▶ _Aim of the task_
Determine the number of lines in the entries below in which the word "document" appears, and reply with that number only.

▶ _Material provided_
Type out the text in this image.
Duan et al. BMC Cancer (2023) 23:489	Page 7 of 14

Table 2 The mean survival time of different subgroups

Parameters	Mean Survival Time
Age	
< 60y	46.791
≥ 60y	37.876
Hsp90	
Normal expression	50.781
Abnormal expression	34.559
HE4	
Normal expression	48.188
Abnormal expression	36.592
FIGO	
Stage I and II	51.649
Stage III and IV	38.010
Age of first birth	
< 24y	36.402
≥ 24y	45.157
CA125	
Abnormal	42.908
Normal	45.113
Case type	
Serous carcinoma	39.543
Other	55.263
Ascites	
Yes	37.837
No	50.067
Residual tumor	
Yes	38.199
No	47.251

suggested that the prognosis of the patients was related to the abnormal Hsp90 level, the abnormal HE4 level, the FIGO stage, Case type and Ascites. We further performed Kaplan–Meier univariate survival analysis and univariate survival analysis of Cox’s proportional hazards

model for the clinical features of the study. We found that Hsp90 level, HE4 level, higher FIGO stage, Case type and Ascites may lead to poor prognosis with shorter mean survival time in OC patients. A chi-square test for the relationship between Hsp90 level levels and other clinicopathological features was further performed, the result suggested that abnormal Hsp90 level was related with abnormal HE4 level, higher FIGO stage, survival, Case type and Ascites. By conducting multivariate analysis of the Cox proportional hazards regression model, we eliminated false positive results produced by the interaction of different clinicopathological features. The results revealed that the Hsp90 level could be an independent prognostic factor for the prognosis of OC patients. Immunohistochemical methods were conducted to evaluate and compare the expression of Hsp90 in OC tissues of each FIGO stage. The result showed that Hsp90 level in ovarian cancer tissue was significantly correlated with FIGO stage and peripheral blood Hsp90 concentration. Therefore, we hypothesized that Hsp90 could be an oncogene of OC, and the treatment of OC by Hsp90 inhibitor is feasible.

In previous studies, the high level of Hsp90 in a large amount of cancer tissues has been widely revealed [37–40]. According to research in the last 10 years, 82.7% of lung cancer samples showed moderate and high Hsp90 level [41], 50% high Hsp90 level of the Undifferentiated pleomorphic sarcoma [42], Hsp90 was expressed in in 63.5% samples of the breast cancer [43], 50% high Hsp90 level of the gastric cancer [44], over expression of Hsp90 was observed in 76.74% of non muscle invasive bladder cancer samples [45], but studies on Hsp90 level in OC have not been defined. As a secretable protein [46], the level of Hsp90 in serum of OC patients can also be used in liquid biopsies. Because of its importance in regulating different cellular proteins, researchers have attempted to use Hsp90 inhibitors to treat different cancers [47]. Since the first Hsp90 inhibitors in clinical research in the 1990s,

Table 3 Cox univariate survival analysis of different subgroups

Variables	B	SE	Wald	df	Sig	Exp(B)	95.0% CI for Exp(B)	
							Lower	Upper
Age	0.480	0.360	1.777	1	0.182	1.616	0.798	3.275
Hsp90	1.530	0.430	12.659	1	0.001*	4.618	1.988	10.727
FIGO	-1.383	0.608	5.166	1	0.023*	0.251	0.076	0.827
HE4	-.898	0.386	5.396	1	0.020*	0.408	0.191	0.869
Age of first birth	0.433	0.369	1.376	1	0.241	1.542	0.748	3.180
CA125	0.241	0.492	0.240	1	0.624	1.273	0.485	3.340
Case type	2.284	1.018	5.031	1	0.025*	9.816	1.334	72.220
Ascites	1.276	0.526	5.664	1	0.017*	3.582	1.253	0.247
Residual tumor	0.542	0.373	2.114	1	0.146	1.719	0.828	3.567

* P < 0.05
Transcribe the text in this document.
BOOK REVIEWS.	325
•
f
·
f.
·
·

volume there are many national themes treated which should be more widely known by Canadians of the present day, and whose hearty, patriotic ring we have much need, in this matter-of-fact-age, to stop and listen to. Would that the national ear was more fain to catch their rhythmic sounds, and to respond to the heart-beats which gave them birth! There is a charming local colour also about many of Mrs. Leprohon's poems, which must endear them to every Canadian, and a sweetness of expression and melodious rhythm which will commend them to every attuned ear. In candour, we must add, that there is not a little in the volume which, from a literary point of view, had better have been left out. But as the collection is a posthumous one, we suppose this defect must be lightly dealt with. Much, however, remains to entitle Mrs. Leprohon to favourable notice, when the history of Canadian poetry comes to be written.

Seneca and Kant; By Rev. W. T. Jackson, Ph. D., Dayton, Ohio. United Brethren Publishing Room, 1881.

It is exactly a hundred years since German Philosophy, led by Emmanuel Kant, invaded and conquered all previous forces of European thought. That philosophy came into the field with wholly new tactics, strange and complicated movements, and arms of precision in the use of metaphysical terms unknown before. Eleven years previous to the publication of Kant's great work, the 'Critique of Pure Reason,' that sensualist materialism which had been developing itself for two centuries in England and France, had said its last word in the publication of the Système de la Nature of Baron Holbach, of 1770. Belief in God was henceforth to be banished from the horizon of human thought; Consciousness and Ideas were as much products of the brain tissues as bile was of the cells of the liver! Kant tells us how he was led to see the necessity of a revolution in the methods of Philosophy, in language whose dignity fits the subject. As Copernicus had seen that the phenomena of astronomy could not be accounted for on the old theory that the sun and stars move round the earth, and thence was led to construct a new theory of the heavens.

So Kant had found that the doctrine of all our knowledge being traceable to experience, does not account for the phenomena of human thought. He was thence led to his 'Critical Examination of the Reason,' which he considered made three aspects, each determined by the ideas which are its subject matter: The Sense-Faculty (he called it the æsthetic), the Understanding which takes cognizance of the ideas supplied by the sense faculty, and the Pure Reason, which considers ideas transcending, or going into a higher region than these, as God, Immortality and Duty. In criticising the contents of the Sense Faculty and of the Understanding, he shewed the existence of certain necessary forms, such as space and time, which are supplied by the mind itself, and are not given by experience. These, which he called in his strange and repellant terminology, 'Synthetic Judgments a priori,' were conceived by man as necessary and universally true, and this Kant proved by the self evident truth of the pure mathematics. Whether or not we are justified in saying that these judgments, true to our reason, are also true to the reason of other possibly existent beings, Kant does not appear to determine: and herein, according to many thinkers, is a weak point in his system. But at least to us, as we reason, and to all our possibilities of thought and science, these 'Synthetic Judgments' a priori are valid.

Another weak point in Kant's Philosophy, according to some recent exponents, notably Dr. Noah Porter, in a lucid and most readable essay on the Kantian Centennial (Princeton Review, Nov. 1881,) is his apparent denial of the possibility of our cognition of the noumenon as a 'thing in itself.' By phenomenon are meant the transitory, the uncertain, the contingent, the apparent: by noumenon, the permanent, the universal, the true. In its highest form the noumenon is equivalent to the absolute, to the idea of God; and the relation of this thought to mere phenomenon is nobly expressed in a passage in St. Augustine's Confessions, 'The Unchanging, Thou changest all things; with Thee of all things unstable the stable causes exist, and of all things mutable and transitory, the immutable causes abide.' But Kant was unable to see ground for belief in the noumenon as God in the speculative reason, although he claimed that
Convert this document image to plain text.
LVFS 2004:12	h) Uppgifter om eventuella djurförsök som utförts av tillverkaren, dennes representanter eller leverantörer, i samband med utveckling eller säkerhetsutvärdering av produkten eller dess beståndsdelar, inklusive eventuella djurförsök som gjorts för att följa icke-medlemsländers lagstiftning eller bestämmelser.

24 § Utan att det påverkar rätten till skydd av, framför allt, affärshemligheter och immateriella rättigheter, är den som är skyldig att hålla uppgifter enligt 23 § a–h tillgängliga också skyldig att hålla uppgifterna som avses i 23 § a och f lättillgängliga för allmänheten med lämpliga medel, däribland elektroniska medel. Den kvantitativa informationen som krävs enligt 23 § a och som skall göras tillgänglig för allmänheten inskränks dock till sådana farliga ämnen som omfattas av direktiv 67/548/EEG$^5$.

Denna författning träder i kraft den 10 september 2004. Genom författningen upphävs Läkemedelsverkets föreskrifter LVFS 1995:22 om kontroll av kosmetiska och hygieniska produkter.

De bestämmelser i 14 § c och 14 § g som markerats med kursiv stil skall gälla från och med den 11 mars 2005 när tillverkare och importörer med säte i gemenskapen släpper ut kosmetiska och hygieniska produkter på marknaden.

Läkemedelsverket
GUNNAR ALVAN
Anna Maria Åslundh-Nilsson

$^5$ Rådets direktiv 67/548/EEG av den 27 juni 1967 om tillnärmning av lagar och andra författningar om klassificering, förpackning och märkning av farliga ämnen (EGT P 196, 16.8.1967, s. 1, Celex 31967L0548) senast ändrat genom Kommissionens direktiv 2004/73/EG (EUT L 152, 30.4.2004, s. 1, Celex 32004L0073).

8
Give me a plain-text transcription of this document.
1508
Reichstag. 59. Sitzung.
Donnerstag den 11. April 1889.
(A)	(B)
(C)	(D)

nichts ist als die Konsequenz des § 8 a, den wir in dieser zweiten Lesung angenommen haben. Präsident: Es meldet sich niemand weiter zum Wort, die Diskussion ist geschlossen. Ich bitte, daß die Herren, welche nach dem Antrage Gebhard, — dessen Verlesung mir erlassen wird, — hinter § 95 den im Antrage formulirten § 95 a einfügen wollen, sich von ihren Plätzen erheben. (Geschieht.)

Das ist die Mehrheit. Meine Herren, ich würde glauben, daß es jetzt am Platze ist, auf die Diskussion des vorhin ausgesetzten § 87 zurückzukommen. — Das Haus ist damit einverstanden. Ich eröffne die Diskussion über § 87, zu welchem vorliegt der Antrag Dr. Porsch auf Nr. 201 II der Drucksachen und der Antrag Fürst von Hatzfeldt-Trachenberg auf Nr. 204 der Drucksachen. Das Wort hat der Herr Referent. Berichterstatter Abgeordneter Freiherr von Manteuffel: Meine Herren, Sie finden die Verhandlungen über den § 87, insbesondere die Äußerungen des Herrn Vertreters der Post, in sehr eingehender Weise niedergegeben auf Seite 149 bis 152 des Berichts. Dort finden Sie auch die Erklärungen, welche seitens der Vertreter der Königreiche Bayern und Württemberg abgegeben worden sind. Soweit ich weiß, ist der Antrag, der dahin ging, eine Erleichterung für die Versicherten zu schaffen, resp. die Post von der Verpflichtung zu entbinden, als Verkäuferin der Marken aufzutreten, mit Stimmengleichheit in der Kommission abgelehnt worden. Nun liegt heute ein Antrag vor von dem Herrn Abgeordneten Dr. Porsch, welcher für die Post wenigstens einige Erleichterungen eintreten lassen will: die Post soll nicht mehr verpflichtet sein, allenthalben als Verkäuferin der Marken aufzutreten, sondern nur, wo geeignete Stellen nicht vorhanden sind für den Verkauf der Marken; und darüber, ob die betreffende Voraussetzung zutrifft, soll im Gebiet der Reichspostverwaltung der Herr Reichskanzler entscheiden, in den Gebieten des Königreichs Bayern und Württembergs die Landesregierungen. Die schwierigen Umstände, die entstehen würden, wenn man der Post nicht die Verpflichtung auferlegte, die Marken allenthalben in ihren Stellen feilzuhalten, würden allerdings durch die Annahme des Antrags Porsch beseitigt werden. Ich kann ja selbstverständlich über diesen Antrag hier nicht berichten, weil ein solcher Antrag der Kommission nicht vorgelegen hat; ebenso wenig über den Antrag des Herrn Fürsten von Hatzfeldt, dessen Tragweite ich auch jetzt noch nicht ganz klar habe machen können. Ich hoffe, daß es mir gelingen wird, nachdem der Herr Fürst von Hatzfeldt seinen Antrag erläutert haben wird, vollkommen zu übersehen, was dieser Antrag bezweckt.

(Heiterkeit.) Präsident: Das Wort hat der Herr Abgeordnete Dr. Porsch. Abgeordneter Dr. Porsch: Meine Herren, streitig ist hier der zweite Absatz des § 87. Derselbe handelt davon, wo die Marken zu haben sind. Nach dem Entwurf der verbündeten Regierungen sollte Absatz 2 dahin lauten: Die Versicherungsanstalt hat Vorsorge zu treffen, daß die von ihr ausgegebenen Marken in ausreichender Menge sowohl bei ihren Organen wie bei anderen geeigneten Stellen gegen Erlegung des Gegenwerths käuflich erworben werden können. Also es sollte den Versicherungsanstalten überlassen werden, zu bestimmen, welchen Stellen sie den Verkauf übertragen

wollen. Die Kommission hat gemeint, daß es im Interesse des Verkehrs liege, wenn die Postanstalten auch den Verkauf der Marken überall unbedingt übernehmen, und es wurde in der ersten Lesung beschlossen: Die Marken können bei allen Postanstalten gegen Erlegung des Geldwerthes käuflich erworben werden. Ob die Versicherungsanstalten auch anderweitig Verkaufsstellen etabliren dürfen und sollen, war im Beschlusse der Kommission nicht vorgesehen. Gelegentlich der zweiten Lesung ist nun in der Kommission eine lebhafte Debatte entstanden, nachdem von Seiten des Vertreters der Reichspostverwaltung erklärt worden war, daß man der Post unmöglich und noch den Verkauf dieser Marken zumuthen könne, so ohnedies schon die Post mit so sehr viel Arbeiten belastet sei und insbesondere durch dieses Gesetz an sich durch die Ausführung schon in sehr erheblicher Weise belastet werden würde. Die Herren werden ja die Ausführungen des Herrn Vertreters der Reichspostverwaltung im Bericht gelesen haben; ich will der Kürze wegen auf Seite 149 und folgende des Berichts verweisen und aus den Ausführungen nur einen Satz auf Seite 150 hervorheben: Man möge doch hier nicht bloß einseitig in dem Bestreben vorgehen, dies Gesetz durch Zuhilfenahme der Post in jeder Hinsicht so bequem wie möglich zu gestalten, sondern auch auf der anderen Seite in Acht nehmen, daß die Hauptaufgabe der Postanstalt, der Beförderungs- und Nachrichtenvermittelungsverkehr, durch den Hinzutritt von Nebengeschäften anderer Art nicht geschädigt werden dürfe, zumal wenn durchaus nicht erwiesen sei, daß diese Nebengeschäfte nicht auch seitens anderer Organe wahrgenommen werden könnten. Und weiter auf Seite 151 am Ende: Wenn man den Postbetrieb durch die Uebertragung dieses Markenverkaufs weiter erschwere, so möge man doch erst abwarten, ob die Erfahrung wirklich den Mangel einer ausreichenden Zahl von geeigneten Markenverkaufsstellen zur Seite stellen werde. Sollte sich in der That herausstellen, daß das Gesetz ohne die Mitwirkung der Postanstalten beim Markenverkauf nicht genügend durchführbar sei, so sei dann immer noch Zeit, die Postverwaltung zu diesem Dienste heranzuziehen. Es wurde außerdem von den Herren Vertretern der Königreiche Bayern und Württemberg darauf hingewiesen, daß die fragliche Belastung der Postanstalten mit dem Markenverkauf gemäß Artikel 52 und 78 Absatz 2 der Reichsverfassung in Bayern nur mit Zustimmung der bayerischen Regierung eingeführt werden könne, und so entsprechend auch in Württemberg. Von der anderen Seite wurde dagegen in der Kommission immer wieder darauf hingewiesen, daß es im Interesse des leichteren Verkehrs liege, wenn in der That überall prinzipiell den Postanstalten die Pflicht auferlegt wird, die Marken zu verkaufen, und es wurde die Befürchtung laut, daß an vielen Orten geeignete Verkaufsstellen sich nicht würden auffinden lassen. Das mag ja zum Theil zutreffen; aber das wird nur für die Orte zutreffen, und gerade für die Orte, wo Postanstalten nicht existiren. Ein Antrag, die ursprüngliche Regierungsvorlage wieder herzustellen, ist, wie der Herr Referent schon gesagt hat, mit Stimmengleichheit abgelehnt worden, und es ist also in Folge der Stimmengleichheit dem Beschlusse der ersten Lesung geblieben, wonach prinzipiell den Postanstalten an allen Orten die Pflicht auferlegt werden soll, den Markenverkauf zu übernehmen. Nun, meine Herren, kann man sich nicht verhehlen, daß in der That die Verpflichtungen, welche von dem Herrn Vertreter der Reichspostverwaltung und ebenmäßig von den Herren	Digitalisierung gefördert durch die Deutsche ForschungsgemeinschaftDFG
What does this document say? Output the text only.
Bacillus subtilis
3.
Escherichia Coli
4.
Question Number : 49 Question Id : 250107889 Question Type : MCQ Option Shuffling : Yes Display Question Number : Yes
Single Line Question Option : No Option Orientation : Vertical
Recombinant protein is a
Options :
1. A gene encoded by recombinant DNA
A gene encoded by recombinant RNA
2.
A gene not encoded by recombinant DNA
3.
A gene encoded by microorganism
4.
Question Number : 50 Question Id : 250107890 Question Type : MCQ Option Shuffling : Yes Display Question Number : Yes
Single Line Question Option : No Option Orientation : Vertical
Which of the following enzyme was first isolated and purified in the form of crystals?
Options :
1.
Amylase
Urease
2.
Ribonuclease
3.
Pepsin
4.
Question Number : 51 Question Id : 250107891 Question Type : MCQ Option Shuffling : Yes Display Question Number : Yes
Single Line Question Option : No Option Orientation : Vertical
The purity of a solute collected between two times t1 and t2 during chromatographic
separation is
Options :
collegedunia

▶ _Written answer_
4